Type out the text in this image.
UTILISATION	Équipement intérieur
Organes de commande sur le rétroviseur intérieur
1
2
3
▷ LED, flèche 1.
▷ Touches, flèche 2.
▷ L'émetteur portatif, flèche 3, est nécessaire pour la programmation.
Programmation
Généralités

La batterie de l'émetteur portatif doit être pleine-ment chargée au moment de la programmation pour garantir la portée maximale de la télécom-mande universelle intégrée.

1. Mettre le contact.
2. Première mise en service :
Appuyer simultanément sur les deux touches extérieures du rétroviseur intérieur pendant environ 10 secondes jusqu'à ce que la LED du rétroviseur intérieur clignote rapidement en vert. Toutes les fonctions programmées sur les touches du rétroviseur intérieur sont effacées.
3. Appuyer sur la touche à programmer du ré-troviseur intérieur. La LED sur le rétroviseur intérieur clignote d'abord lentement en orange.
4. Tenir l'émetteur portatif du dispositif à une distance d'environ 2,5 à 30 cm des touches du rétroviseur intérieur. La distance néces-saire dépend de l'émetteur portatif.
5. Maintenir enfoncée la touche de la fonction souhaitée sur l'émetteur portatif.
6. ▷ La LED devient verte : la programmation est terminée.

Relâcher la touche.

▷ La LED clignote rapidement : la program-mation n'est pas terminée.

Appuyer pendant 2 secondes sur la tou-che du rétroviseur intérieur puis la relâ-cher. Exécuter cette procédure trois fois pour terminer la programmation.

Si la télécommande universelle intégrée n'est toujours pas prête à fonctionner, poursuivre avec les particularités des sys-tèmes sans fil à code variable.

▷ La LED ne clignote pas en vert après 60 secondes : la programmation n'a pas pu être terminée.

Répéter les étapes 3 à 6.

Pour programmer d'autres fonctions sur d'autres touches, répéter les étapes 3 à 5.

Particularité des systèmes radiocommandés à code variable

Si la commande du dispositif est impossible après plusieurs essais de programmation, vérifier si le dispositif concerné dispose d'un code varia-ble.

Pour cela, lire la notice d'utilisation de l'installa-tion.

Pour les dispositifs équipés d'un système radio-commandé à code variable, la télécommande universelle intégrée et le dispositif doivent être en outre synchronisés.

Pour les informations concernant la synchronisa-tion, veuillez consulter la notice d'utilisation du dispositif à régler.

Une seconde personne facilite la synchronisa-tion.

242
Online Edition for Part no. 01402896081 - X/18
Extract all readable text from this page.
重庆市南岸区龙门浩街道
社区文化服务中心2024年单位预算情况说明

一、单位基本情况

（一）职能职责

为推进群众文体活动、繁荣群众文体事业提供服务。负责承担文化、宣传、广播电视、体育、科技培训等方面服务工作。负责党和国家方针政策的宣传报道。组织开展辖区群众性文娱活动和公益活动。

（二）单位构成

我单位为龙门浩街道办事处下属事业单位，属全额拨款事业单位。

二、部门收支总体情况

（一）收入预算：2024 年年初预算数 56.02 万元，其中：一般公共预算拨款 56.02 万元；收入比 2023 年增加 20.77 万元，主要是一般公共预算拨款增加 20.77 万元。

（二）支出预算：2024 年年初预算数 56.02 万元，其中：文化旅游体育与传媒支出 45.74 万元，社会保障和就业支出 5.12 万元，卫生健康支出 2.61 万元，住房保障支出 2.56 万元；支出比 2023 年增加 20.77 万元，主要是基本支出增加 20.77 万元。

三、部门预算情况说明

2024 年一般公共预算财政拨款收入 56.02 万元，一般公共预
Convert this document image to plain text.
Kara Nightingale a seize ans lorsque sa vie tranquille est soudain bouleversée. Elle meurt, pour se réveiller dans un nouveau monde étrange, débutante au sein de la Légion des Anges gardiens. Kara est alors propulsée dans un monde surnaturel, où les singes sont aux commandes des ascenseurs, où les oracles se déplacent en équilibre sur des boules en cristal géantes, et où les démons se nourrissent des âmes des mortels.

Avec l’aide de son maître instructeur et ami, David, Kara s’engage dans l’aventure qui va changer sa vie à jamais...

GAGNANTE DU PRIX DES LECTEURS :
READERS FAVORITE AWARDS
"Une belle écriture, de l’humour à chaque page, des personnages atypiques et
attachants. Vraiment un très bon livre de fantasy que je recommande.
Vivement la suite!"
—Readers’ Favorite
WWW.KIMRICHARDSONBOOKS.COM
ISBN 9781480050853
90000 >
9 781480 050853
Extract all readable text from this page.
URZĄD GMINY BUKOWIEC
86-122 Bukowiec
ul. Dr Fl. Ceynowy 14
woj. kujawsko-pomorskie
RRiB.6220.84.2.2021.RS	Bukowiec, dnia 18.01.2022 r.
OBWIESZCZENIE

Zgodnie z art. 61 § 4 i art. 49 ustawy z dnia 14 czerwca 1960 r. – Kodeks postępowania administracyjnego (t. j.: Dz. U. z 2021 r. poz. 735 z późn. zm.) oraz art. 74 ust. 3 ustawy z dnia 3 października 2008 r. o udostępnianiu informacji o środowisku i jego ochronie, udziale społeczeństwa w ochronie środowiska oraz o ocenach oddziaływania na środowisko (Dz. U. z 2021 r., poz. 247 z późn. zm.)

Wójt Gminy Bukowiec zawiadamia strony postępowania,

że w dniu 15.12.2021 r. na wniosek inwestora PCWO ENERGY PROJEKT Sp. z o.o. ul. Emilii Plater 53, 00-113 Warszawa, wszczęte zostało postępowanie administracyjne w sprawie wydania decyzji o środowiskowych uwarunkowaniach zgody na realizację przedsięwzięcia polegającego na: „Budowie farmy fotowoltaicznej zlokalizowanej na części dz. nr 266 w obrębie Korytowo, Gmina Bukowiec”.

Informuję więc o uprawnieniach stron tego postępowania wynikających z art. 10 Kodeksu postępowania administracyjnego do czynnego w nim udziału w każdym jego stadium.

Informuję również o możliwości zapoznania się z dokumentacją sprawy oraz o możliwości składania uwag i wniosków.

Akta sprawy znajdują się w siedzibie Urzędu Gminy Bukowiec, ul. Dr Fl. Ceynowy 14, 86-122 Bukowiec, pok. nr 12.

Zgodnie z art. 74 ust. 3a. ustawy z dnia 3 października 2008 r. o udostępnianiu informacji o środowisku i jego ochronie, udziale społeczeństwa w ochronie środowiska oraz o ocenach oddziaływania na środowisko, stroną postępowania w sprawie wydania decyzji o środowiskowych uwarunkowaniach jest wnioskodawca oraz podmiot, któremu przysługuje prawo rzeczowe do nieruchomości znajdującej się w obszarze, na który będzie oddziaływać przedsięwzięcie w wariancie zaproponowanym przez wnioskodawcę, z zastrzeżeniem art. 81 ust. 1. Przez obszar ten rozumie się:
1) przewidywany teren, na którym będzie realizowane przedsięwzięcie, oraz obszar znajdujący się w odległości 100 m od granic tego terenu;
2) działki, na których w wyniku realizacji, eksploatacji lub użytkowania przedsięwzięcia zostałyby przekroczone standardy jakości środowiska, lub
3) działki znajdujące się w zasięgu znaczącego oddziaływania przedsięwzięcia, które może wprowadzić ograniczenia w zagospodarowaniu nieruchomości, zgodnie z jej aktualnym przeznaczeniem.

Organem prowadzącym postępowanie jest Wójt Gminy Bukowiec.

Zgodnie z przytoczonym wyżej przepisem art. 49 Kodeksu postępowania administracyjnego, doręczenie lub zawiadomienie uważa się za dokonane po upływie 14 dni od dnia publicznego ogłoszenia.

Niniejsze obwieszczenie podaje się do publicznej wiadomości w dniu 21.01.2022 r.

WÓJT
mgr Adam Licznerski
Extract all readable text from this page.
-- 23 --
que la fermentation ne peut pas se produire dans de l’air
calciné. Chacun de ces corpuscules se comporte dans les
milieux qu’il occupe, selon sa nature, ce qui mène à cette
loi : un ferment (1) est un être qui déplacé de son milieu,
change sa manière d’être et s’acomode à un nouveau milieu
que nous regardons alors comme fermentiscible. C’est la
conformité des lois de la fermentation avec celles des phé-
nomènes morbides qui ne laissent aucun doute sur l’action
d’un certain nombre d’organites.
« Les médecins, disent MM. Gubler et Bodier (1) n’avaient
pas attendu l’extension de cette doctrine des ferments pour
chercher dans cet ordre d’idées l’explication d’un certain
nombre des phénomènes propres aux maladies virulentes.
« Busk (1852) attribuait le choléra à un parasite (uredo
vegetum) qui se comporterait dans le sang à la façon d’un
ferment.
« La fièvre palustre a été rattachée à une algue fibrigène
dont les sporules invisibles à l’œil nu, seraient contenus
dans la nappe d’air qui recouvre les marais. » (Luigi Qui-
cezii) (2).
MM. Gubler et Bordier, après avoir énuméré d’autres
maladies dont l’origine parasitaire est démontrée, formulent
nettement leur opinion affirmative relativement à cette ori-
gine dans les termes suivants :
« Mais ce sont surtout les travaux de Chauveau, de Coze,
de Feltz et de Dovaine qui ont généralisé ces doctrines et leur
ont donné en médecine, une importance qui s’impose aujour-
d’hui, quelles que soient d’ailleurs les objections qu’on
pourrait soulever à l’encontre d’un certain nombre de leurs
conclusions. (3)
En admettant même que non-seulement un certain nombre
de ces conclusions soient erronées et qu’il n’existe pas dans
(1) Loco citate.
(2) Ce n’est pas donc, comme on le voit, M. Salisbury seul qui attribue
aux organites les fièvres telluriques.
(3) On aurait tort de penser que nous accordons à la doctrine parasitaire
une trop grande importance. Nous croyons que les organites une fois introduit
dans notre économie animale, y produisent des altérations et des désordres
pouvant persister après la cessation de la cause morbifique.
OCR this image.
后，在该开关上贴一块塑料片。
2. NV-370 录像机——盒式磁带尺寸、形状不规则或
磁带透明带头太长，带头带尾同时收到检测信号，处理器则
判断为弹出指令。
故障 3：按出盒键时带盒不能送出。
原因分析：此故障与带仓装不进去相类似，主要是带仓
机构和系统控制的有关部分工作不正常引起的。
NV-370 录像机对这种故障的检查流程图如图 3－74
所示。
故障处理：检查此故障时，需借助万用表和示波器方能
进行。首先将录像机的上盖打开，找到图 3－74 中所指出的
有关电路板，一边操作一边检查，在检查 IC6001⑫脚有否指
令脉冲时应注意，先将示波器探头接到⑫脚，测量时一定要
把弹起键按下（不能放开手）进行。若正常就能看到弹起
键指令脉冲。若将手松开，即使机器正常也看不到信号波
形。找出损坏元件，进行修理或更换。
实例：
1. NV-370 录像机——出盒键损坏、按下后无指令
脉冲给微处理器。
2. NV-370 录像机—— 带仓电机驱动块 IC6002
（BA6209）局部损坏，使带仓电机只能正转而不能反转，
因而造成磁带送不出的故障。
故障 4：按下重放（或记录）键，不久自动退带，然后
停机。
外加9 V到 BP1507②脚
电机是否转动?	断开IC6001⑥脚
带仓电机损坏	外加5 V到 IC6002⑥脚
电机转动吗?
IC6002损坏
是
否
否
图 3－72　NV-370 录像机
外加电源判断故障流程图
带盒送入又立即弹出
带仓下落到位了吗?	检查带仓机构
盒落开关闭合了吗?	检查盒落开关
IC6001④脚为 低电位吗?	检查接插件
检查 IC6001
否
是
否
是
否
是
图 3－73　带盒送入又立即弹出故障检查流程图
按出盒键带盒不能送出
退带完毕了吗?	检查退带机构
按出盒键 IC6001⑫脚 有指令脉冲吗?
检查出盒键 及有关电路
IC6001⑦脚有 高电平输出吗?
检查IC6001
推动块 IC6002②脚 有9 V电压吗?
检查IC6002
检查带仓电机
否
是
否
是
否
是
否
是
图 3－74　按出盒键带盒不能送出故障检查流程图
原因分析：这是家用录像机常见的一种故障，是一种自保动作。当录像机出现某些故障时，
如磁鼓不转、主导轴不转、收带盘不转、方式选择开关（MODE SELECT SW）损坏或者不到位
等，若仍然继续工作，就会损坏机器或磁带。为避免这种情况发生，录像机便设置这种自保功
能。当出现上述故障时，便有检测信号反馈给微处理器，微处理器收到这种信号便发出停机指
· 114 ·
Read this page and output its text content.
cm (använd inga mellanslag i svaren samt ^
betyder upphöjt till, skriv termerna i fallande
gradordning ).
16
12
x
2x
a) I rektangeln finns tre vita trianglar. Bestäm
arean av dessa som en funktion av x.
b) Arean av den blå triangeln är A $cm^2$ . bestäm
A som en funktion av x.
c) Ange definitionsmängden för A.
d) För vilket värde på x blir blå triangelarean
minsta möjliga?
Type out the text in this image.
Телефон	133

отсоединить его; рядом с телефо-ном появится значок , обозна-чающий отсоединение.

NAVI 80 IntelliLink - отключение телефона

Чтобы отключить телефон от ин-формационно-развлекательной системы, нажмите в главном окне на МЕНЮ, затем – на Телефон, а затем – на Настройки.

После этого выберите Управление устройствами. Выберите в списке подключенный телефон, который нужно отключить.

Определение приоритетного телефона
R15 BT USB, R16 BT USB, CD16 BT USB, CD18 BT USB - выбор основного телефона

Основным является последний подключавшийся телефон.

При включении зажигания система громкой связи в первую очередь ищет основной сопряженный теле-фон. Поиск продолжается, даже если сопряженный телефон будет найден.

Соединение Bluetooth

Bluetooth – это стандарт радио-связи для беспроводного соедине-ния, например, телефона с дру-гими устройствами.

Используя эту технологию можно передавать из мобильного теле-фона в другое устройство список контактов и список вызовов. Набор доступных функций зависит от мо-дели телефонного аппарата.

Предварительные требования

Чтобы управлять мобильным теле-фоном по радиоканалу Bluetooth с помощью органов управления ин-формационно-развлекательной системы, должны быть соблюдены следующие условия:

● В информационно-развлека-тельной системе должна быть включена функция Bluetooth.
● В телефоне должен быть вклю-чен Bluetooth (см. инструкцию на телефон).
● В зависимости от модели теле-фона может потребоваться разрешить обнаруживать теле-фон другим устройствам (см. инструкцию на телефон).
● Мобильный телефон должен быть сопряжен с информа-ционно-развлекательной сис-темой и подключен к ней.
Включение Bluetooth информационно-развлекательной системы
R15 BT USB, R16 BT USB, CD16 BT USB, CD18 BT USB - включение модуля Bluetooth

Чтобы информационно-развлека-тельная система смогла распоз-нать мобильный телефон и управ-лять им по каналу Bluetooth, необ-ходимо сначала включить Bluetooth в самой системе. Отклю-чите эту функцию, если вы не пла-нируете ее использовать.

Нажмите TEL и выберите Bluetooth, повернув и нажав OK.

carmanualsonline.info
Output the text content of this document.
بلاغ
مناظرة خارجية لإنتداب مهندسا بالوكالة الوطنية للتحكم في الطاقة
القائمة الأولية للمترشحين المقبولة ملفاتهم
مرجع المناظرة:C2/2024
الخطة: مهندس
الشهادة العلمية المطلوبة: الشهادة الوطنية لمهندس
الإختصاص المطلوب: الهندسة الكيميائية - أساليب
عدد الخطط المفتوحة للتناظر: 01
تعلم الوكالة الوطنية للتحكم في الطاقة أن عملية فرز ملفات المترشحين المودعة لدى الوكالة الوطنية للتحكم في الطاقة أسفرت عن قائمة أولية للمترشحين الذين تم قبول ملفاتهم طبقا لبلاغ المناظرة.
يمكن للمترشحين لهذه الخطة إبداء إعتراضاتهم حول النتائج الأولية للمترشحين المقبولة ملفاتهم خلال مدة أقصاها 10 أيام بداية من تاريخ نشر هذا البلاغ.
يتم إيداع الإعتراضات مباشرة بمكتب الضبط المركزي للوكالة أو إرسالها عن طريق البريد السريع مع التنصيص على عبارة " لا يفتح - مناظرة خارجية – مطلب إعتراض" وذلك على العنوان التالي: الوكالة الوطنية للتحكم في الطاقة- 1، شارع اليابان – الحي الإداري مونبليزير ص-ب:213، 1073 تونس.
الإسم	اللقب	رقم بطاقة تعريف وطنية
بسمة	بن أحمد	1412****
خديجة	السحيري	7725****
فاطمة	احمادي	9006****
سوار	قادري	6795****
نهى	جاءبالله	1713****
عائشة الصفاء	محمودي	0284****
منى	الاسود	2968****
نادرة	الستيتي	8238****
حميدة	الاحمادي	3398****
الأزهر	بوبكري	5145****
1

Task instructions ::
Read the lines above. Gather those in which the string "variable" is found.

Response to this exercise ::
Si la télécommande universelle intégrée n'est toujours pas prête à fonctionner, poursuivre avec les particularités des sys-tèmes sans fil à code variable.
Particularité des systèmes radiocommandés à code variable
Pour les dispositifs équipés d'un système radio-commandé à code variable, la télécommande universelle intégrée et le dispositif doivent être en outre synchronisés.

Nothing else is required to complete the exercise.